Stored dataset items
★ ★ ★ ★

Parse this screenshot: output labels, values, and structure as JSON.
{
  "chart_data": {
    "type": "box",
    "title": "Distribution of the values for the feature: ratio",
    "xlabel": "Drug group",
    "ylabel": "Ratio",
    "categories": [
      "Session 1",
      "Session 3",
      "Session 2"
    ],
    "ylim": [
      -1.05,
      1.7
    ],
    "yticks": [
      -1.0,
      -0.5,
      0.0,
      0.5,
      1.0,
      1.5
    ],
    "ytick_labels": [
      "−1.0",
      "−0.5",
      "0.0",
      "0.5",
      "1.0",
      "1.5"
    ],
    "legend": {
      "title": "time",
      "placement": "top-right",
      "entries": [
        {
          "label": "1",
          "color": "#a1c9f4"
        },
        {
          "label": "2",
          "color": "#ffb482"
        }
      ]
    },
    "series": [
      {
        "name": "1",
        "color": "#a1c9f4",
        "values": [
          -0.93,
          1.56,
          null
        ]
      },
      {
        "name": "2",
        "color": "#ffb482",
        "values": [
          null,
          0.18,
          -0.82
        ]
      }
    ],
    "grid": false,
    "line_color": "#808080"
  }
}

★ ★ ★ ★

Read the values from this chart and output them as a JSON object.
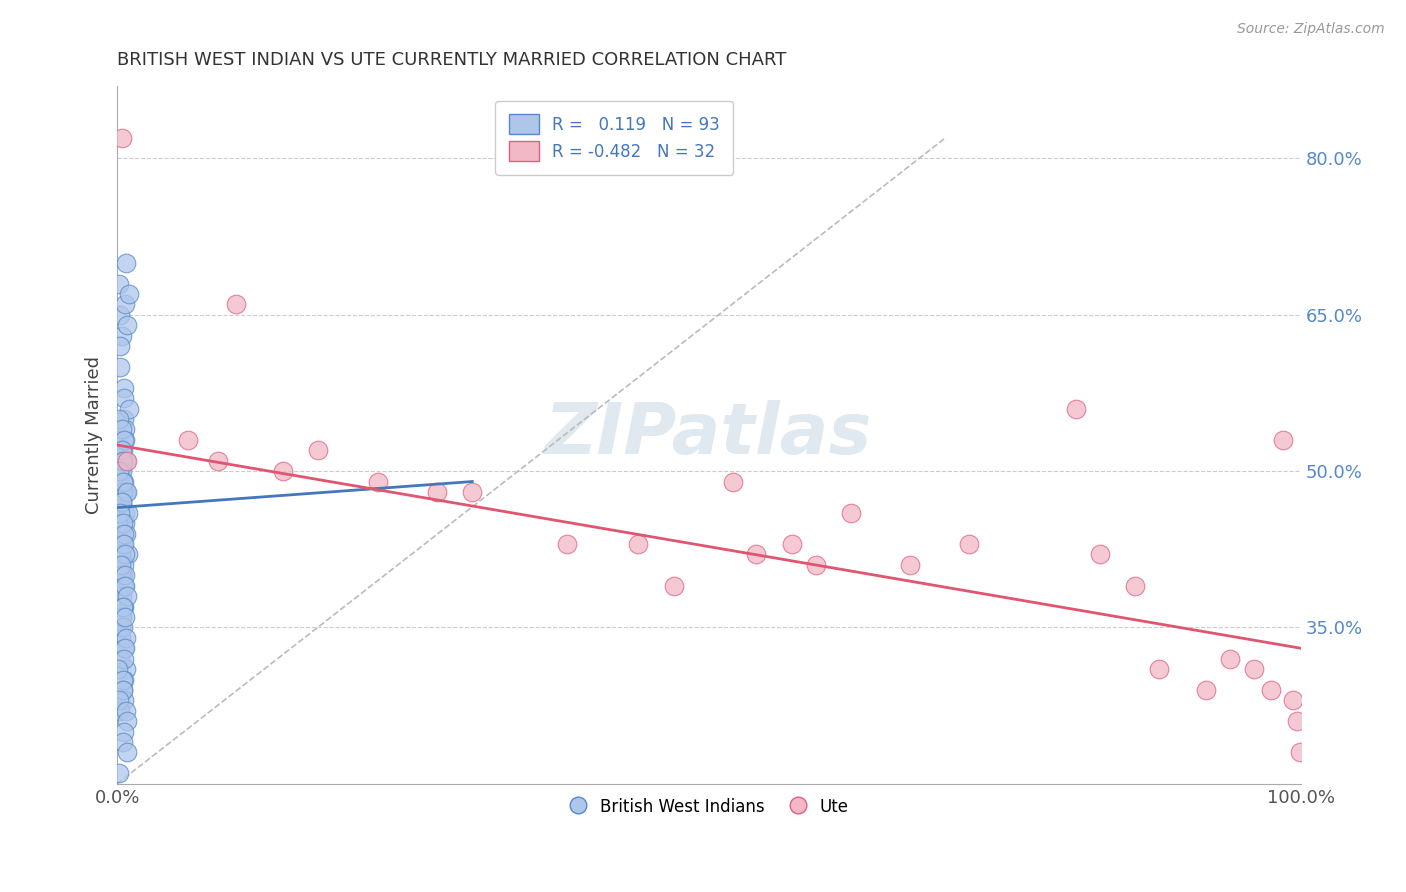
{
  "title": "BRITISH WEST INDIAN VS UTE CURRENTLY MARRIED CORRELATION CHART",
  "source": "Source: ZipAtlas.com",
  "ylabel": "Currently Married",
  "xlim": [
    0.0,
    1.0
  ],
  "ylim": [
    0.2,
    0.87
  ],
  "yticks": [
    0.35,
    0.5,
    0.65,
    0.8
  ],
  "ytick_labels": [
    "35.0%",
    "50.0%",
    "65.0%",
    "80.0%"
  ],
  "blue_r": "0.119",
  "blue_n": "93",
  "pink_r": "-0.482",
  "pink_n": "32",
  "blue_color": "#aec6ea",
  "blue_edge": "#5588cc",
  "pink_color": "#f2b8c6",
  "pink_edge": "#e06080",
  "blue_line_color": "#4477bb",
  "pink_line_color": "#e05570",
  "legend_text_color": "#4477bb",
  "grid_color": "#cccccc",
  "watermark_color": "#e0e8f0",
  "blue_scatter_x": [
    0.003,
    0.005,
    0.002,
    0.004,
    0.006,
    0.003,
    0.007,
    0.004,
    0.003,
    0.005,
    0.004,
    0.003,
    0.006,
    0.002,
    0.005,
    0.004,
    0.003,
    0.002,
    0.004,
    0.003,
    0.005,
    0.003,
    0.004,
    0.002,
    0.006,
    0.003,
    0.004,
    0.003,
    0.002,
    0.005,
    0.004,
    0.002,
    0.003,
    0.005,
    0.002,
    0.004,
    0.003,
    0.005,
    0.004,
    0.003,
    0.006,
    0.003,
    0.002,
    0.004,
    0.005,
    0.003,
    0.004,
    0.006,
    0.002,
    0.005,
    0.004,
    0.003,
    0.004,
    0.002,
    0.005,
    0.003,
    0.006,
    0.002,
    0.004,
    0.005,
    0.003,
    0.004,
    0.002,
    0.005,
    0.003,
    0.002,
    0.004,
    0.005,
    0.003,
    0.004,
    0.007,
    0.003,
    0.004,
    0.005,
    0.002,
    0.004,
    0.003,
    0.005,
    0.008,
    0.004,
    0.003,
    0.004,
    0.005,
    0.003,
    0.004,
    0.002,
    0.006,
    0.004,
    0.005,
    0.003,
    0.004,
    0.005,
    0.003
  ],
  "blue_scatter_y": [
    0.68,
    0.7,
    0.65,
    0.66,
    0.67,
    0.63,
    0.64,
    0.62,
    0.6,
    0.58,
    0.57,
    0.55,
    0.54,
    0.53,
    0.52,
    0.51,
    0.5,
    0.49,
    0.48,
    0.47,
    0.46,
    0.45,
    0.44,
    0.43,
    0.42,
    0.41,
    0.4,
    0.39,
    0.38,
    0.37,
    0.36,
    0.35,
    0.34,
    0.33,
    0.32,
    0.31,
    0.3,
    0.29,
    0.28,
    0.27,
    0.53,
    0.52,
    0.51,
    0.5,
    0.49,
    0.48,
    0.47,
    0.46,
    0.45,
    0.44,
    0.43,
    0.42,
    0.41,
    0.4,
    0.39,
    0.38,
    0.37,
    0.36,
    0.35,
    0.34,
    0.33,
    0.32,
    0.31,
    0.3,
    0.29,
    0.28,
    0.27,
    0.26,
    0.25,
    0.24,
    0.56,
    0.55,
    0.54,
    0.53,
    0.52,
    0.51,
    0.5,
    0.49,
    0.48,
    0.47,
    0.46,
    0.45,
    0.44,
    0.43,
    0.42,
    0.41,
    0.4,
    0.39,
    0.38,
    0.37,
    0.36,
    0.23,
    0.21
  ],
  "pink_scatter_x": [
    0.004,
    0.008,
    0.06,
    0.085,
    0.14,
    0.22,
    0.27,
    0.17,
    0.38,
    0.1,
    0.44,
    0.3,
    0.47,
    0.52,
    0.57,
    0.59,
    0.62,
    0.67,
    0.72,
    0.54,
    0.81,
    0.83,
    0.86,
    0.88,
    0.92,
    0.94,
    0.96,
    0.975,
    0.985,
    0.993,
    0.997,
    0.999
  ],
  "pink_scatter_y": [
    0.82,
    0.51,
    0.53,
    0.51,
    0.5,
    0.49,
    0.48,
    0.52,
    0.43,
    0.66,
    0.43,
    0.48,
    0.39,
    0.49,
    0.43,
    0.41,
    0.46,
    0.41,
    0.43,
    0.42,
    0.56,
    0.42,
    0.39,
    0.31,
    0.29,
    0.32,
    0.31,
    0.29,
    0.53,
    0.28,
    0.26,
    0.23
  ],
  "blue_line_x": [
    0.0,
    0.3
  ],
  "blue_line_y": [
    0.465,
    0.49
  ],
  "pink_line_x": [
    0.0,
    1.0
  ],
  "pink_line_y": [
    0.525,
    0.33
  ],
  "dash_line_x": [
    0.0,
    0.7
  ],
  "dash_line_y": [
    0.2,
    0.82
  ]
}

★ ★ ★ ★

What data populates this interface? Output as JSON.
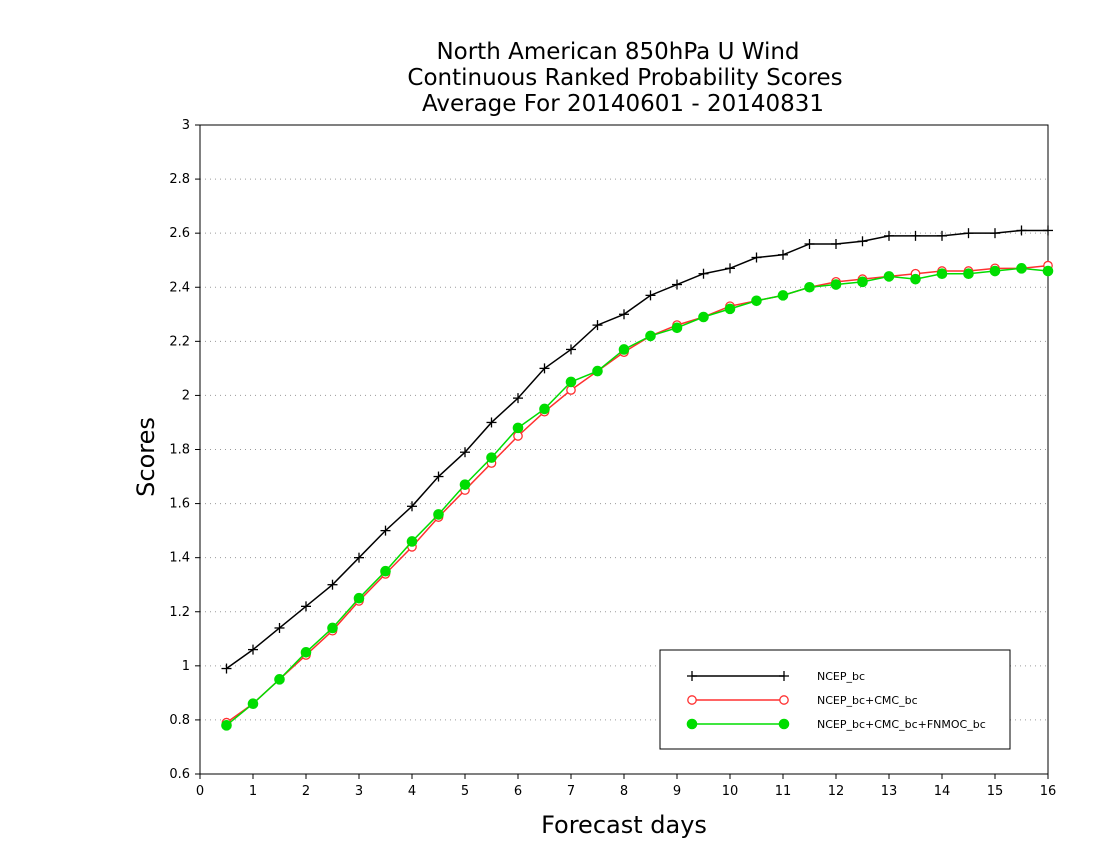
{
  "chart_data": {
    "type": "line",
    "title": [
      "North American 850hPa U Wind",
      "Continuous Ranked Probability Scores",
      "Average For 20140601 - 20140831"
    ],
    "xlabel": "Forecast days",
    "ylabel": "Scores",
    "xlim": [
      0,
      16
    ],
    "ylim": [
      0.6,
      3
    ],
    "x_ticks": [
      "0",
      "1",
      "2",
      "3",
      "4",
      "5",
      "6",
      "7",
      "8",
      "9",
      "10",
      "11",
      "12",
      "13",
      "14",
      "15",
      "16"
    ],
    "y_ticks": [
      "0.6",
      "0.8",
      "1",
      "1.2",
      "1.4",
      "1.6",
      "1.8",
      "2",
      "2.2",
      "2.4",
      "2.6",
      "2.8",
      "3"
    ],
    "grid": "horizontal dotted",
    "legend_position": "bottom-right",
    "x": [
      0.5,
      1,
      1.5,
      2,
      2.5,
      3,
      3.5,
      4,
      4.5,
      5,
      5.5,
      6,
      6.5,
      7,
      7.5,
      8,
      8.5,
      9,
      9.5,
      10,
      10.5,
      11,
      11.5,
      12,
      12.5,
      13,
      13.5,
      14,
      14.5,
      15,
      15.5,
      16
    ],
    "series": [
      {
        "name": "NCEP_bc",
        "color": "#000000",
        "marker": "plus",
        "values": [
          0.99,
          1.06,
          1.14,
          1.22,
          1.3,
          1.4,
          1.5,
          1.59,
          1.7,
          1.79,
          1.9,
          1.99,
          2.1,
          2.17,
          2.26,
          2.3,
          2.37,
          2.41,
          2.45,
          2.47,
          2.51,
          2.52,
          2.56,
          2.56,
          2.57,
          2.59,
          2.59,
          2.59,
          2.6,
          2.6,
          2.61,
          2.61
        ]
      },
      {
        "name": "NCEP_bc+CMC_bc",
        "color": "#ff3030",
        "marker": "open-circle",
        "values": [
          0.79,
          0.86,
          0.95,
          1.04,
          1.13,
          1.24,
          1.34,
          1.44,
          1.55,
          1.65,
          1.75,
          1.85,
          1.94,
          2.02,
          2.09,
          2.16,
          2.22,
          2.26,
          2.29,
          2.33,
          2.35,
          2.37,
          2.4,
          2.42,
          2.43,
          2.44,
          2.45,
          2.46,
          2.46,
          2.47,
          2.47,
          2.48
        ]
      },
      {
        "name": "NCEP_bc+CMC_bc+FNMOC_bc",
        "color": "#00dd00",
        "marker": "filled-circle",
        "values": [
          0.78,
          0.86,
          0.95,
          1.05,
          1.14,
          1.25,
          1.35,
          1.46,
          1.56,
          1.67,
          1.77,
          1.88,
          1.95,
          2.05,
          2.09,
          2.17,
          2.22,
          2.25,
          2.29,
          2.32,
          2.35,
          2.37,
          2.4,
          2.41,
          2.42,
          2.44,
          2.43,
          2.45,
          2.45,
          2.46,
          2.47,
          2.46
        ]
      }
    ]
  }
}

★ ★ ★ ★

> **Stated task**
Working from the material above, state how many lines contain "Scores"; give only the number.

> **Exercise answer**
2